### MATERIAL PROVIDED
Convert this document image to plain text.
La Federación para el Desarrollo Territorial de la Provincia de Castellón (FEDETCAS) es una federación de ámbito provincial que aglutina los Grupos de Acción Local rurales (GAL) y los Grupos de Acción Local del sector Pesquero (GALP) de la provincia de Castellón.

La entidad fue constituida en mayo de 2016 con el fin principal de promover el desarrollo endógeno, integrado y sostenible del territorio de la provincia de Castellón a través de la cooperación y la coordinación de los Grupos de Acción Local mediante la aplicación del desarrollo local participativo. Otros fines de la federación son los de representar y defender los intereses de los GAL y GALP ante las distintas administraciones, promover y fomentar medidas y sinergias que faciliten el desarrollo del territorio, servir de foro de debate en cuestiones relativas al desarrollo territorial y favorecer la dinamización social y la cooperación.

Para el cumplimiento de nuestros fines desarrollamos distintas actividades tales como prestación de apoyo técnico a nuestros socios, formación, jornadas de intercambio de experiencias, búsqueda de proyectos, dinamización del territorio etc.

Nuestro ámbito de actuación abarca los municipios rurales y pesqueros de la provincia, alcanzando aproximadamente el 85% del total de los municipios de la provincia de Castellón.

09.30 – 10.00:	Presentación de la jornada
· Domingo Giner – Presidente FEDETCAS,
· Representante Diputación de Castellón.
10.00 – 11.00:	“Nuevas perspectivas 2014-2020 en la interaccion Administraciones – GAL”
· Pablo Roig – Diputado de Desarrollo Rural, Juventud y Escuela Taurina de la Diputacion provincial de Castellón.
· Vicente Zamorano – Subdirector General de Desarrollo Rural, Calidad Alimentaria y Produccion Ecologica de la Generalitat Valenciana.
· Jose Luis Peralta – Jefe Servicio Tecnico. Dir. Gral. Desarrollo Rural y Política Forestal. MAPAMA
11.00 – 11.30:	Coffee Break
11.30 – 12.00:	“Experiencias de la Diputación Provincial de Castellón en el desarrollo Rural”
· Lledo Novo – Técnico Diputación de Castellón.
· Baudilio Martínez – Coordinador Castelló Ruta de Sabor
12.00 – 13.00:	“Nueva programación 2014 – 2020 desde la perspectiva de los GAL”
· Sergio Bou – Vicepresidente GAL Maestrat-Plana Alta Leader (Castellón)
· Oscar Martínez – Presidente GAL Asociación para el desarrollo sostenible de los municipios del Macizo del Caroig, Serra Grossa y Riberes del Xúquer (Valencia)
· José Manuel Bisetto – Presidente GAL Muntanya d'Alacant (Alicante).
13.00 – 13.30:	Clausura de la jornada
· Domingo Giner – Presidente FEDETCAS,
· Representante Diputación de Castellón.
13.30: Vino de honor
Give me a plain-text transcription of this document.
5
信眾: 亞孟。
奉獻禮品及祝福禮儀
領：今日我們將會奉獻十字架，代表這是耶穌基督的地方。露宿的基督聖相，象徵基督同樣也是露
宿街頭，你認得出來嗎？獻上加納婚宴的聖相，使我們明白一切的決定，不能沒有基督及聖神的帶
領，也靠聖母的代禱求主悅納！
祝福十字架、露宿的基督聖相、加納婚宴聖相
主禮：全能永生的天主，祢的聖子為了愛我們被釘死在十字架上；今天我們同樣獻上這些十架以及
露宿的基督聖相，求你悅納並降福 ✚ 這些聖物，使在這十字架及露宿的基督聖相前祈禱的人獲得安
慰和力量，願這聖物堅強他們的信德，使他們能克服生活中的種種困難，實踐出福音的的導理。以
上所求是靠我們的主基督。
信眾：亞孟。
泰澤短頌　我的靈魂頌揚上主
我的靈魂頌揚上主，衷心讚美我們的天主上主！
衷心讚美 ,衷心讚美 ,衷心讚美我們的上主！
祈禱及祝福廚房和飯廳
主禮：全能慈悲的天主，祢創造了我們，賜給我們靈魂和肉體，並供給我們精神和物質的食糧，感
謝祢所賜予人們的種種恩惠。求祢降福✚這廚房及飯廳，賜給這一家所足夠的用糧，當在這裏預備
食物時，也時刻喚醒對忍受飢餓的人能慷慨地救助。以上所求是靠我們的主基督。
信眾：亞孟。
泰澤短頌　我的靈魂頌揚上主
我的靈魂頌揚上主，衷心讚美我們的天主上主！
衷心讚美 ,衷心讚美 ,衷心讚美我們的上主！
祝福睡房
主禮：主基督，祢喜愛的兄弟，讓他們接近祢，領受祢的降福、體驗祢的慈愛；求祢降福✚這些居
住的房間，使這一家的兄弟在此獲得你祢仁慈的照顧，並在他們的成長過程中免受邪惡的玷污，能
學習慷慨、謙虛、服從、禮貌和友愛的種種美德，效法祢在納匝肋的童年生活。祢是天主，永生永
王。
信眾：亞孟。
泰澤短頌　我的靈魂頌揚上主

### TASK DETAILS
Only the lines from the one containing "Give me a plain-text" to the end of the data should be printed, exactly as they stand.

### OUTPUT
Give me a plain-text transcription of this document.
5
信眾: 亞孟。
奉獻禮品及祝福禮儀
領：今日我們將會奉獻十字架，代表這是耶穌基督的地方。露宿的基督聖相，象徵基督同樣也是露
宿街頭，你認得出來嗎？獻上加納婚宴的聖相，使我們明白一切的決定，不能沒有基督及聖神的帶
領，也靠聖母的代禱求主悅納！
祝福十字架、露宿的基督聖相、加納婚宴聖相
主禮：全能永生的天主，祢的聖子為了愛我們被釘死在十字架上；今天我們同樣獻上這些十架以及
露宿的基督聖相，求你悅納並降福 ✚ 這些聖物，使在這十字架及露宿的基督聖相前祈禱的人獲得安
慰和力量，願這聖物堅強他們的信德，使他們能克服生活中的種種困難，實踐出福音的的導理。以
上所求是靠我們的主基督。
信眾：亞孟。
泰澤短頌　我的靈魂頌揚上主
我的靈魂頌揚上主，衷心讚美我們的天主上主！
衷心讚美 ,衷心讚美 ,衷心讚美我們的上主！
祈禱及祝福廚房和飯廳
主禮：全能慈悲的天主，祢創造了我們，賜給我們靈魂和肉體，並供給我們精神和物質的食糧，感
謝祢所賜予人們的種種恩惠。求祢降福✚這廚房及飯廳，賜給這一家所足夠的用糧，當在這裏預備
食物時，也時刻喚醒對忍受飢餓的人能慷慨地救助。以上所求是靠我們的主基督。
信眾：亞孟。
泰澤短頌　我的靈魂頌揚上主
我的靈魂頌揚上主，衷心讚美我們的天主上主！
衷心讚美 ,衷心讚美 ,衷心讚美我們的上主！
祝福睡房
主禮：主基督，祢喜愛的兄弟，讓他們接近祢，領受祢的降福、體驗祢的慈愛；求祢降福✚這些居
住的房間，使這一家的兄弟在此獲得你祢仁慈的照顧，並在他們的成長過程中免受邪惡的玷污，能
學習慷慨、謙虛、服從、禮貌和友愛的種種美德，效法祢在納匝肋的童年生活。祢是天主，永生永
王。
信眾：亞孟。
泰澤短頌　我的靈魂頌揚上主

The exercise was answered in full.